** Begin PROVIDED DATA **

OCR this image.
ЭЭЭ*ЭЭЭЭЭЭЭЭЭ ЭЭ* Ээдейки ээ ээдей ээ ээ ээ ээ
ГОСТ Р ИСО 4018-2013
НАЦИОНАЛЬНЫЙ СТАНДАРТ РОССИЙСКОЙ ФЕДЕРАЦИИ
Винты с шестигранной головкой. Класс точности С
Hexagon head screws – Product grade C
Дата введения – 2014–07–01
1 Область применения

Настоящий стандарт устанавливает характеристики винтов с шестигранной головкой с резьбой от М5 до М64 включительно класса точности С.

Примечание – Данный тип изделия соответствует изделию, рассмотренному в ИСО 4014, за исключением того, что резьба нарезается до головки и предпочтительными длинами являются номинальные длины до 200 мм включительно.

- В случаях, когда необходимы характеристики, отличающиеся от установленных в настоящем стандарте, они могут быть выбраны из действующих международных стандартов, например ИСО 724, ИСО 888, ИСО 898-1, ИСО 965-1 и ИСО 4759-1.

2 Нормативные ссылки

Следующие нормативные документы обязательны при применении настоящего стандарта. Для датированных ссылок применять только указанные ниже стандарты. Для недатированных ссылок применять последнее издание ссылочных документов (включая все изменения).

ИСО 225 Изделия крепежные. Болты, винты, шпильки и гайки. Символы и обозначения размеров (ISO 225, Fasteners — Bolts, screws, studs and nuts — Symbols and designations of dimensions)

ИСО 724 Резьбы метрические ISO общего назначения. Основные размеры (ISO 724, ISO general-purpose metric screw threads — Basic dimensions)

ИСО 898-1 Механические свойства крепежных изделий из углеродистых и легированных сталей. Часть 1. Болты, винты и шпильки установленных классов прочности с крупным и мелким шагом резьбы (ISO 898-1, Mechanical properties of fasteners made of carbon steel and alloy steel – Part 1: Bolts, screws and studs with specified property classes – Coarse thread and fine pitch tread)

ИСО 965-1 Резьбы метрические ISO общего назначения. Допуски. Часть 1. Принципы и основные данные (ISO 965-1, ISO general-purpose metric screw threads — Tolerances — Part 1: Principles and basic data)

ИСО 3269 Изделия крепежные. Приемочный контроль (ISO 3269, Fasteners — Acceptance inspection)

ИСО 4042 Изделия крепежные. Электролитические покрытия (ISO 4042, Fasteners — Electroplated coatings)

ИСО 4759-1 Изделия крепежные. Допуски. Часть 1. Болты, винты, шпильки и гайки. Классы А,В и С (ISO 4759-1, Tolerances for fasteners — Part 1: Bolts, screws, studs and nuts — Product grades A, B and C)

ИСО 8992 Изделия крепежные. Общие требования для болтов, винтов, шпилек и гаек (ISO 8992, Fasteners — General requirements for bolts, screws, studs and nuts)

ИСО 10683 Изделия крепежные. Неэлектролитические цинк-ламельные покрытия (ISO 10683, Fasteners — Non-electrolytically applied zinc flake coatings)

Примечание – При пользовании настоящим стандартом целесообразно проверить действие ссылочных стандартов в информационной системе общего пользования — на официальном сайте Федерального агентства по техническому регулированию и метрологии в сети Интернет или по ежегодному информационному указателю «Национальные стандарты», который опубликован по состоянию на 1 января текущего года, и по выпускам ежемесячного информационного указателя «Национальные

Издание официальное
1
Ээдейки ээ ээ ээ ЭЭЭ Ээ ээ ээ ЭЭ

** End PROVIDED DATA **

=== DIRECTIONS FOR THIS TASK ===
Repeat the entries exactly, all of them.

=== COMPLETE RESPONSE ===
OCR this image.
ЭЭЭ*ЭЭЭЭЭЭЭЭЭ ЭЭ* Ээдейки ээ ээдей ээ ээ ээ ээ
ГОСТ Р ИСО 4018-2013
НАЦИОНАЛЬНЫЙ СТАНДАРТ РОССИЙСКОЙ ФЕДЕРАЦИИ
Винты с шестигранной головкой. Класс точности С
Hexagon head screws – Product grade C
Дата введения – 2014–07–01
1 Область применения

Настоящий стандарт устанавливает характеристики винтов с шестигранной головкой с резьбой от М5 до М64 включительно класса точности С.

Примечание – Данный тип изделия соответствует изделию, рассмотренному в ИСО 4014, за исключением того, что резьба нарезается до головки и предпочтительными длинами являются номинальные длины до 200 мм включительно.

- В случаях, когда необходимы характеристики, отличающиеся от установленных в настоящем стандарте, они могут быть выбраны из действующих международных стандартов, например ИСО 724, ИСО 888, ИСО 898-1, ИСО 965-1 и ИСО 4759-1.

2 Нормативные ссылки

Следующие нормативные документы обязательны при применении настоящего стандарта. Для датированных ссылок применять только указанные ниже стандарты. Для недатированных ссылок применять последнее издание ссылочных документов (включая все изменения).

ИСО 225 Изделия крепежные. Болты, винты, шпильки и гайки. Символы и обозначения размеров (ISO 225, Fasteners — Bolts, screws, studs and nuts — Symbols and designations of dimensions)

ИСО 724 Резьбы метрические ISO общего назначения. Основные размеры (ISO 724, ISO general-purpose metric screw threads — Basic dimensions)

ИСО 898-1 Механические свойства крепежных изделий из углеродистых и легированных сталей. Часть 1. Болты, винты и шпильки установленных классов прочности с крупным и мелким шагом резьбы (ISO 898-1, Mechanical properties of fasteners made of carbon steel and alloy steel – Part 1: Bolts, screws and studs with specified property classes – Coarse thread and fine pitch tread)

ИСО 965-1 Резьбы метрические ISO общего назначения. Допуски. Часть 1. Принципы и основные данные (ISO 965-1, ISO general-purpose metric screw threads — Tolerances — Part 1: Principles and basic data)

ИСО 3269 Изделия крепежные. Приемочный контроль (ISO 3269, Fasteners — Acceptance inspection)

ИСО 4042 Изделия крепежные. Электролитические покрытия (ISO 4042, Fasteners — Electroplated coatings)

ИСО 4759-1 Изделия крепежные. Допуски. Часть 1. Болты, винты, шпильки и гайки. Классы А,В и С (ISO 4759-1, Tolerances for fasteners — Part 1: Bolts, screws, studs and nuts — Product grades A, B and C)

ИСО 8992 Изделия крепежные. Общие требования для болтов, винтов, шпилек и гаек (ISO 8992, Fasteners — General requirements for bolts, screws, studs and nuts)

ИСО 10683 Изделия крепежные. Неэлектролитические цинк-ламельные покрытия (ISO 10683, Fasteners — Non-electrolytically applied zinc flake coatings)

Примечание – При пользовании настоящим стандартом целесообразно проверить действие ссылочных стандартов в информационной системе общего пользования — на официальном сайте Федерального агентства по техническому регулированию и метрологии в сети Интернет или по ежегодному информационному указателю «Национальные стандарты», который опубликован по состоянию на 1 января текущего года, и по выпускам ежемесячного информационного указателя «Национальные

Издание официальное
1
Ээдейки ээ ээ ээ ЭЭЭ Ээ ээ ээ ЭЭ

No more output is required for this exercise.